Text for analysis
• • •

Commonwealth v. Lovette

450 A.2d 975, 498 Pa. 665, 1982 Pa. LEXIS 574
CourtSupreme Court of Pennsylvania
DecidedOctober 5, 1982
Docket497
StatusPublished
Cited by210 cases

This text of 450 A.2d 975 (Commonwealth v. Lovette) is published on Counsel Stack Legal Research, covering Supreme Court of Pennsylvania primary law. Counsel Stack provides free access to over 12 million legal documents including statutes, case law, regulations, and constitutions.

Bluebook
Commonwealth v. Lovette, 450 A.2d 975, 498 Pa. 665, 1982 Pa. LEXIS 574 (Pa. 1982).

Opinions

OPINION

NIX, Justice.

In this appeal appellant seeks in the alternative discharge or the award of a new trial. In the first instance it is contended the evidence presented against appellant was insufficient as a matter of law to sustain the conviction. The alternative position, that at the very least the judgment of sentence must be vacated and a new trial awarded, is predicated upon the claims that the court erred in denying the suppression motion and the rejection of after-discovered evidence was improper. Although we do not accept appellant’s assertion as to the insufficiency of the evidence, we do agree that he is entitled to a new trial because of an erroneous ruling on the suppression motion.1

On December 15,1976 at 3:15 p. m. Officer James McCoy, a member of the Philadelphia Police Department, was dispatched to 5115 Willows Avenue in response to an anonymous call to investigate “males with stolen property in a vacant house.” Upon the arrival of Officer McCoy and his partner at the designated premises, they found stereo equipment, wrapped Christmas gifts, clothing, pottery and other items. Their inspection of the scene revealed across the driveway at 748 South 51st Street a rear door was broken [668]*668down and that the hinges had been broken off. Officer McCoy entered the home and found drawers ajar and items strewn over the floor. Approximately 10 minutes after the officers’ arrival at the scene, Mr. Harold Bennett appeared and identified himself as the owner of 5115 Willows Avenue. He stated that he had left his home between 10:30 a. m. and 11:00 a. m, that morning at which time the property was secured and no one had been given permission to enter in his absence. The examination of the scene also disclosed trails of footprints in a muddy plot of ground between Mr. Bennett’s home and the rear of the vacant premise. Mr. Bennett identified the goods found in the abandoned premise as being taken from his home.

• • •

Work task 1
In the Commonwealth v. Lovette opinion, when did Mr. Harold Bennett say he had left his home that morning?
Work task 2
Carry on writing the Commonwealth v. Lovette opinion, starting after its last sentence.
The rows play no part in this work.

• • •

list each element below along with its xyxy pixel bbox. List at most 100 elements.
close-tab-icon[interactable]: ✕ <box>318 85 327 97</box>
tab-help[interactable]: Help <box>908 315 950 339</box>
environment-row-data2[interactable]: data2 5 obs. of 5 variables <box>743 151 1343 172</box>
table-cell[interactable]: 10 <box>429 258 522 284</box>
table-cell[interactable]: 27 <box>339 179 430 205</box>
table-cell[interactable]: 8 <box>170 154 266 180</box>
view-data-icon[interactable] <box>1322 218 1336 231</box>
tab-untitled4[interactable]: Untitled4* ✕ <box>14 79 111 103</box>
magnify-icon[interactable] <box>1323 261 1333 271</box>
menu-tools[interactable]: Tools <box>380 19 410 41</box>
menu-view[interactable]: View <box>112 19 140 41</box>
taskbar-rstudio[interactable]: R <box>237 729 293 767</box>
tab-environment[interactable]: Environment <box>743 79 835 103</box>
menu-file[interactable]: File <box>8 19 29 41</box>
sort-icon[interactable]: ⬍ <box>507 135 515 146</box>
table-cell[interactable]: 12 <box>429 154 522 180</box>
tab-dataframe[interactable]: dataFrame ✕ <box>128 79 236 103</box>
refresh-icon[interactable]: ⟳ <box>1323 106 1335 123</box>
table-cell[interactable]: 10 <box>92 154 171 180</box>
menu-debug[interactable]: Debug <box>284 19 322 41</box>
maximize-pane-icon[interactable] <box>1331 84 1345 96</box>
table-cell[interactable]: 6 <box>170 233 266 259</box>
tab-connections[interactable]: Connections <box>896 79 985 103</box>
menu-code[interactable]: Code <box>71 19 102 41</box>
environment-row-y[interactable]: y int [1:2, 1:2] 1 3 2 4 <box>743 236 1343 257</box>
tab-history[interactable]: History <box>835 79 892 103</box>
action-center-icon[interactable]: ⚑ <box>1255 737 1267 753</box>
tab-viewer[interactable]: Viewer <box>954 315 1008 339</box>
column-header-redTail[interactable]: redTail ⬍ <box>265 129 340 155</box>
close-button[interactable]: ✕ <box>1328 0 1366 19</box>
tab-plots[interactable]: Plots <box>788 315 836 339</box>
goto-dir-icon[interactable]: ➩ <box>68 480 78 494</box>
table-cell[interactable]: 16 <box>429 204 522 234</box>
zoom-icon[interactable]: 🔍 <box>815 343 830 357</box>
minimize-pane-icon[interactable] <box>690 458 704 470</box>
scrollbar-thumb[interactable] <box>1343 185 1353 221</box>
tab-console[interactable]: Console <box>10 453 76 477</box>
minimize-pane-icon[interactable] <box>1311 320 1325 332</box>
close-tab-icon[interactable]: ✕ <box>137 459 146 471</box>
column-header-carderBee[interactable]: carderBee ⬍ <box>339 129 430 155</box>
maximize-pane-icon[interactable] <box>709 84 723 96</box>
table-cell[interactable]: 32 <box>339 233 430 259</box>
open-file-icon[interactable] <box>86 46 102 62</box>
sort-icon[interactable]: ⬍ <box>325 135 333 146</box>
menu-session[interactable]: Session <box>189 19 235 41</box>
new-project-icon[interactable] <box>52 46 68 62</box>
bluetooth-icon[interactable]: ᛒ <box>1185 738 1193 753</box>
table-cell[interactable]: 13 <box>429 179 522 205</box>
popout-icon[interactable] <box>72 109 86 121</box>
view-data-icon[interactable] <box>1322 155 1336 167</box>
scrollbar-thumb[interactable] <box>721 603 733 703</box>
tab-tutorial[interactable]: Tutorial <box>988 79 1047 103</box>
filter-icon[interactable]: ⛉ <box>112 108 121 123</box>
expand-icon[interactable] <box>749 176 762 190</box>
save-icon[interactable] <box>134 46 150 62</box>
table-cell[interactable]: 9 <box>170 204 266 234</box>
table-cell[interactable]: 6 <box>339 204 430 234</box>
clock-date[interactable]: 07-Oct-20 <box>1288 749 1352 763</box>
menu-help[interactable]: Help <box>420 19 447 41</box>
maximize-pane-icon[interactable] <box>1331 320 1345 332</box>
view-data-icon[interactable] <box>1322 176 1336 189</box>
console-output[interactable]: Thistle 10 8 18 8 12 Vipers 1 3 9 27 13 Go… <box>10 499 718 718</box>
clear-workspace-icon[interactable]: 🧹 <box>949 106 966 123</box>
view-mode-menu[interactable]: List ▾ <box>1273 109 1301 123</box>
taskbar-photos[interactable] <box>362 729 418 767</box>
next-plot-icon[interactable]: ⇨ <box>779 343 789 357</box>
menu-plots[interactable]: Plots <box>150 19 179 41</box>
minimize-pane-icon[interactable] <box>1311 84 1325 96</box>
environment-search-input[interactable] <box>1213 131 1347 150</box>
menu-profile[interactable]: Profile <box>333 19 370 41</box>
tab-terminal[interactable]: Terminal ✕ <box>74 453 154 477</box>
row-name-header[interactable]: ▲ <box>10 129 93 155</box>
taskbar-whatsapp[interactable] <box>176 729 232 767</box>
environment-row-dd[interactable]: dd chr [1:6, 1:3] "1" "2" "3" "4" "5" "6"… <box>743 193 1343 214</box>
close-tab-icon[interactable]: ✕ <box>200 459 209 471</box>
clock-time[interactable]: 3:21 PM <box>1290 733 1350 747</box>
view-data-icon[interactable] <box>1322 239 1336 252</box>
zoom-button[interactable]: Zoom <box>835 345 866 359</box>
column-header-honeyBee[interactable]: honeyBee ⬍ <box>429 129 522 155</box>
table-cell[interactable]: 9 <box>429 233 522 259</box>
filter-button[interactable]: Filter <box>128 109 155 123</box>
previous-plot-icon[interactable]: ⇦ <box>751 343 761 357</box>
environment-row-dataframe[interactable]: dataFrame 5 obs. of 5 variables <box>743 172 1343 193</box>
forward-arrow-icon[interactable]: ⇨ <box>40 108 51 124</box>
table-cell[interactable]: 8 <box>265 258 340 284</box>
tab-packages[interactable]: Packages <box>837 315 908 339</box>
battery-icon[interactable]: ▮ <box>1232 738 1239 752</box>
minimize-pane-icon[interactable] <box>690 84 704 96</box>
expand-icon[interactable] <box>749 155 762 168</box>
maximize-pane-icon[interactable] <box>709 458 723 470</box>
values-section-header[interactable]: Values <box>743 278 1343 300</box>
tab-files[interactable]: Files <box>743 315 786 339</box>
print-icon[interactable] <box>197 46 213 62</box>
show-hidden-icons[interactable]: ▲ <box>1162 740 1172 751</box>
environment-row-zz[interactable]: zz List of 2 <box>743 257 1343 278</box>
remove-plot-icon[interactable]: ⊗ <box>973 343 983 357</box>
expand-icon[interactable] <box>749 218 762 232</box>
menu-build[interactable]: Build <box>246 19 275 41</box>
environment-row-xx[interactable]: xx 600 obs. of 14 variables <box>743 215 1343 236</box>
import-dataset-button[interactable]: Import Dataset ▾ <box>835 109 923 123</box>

• • •

Task answer 1
Between 10:30 a.m. and 11:00 a.m.

Task answer 2
Officer McCoy began to patrol the area at which time he observed three males a block and a half from the scene of the burglary. The men attracted his attention because of the mud on their shoes. Appellant, a member of the trio, had a brown paper bag in his hand. The officer approached the group and they made no effort to avoid the encounter. The officer asked for identification and the three men were unable to produce any. The officer asked appellant what was in the bag he was carrying and appellant immediately replied that it contained a hat. Appellant showed the hat to the officer, at the officer’s request, and stated that he had received it from a friend. In response to a question concerning the condition of his shoes, appellant stated he had probably walked through dirt or a field.2

The officer decided to transport the group to the home of Mr. Bennett for a possible identification. Before placing the men in the police vehicle, the officer conducted a “pat down” search which produced from one of appellant’s companions a ring and a silver dime of numismatic value. The complainant identified the hat,' ring and silver dime as being items taken from his house. The men were then placed under arrest and charged with burglary and theft by unlawful taking.

[669]*669After a denial of the pre-trial suppression motion, appellant waived trial by jury and proceeded to trial on the basis of the evidence admitted at the suppression proceeding. The defendant rested without offering a defense and was found guilty as charged. Subsequent to the disposition of post-verdict motions adverse to appellant, a sentence of a term of imprisonment of four to twenty-three months was imposed. The conviction was affirmed by the Superior Court sitting en banc by a four to two vote.3 We granted review.

I. Sufficiency of the Evidence.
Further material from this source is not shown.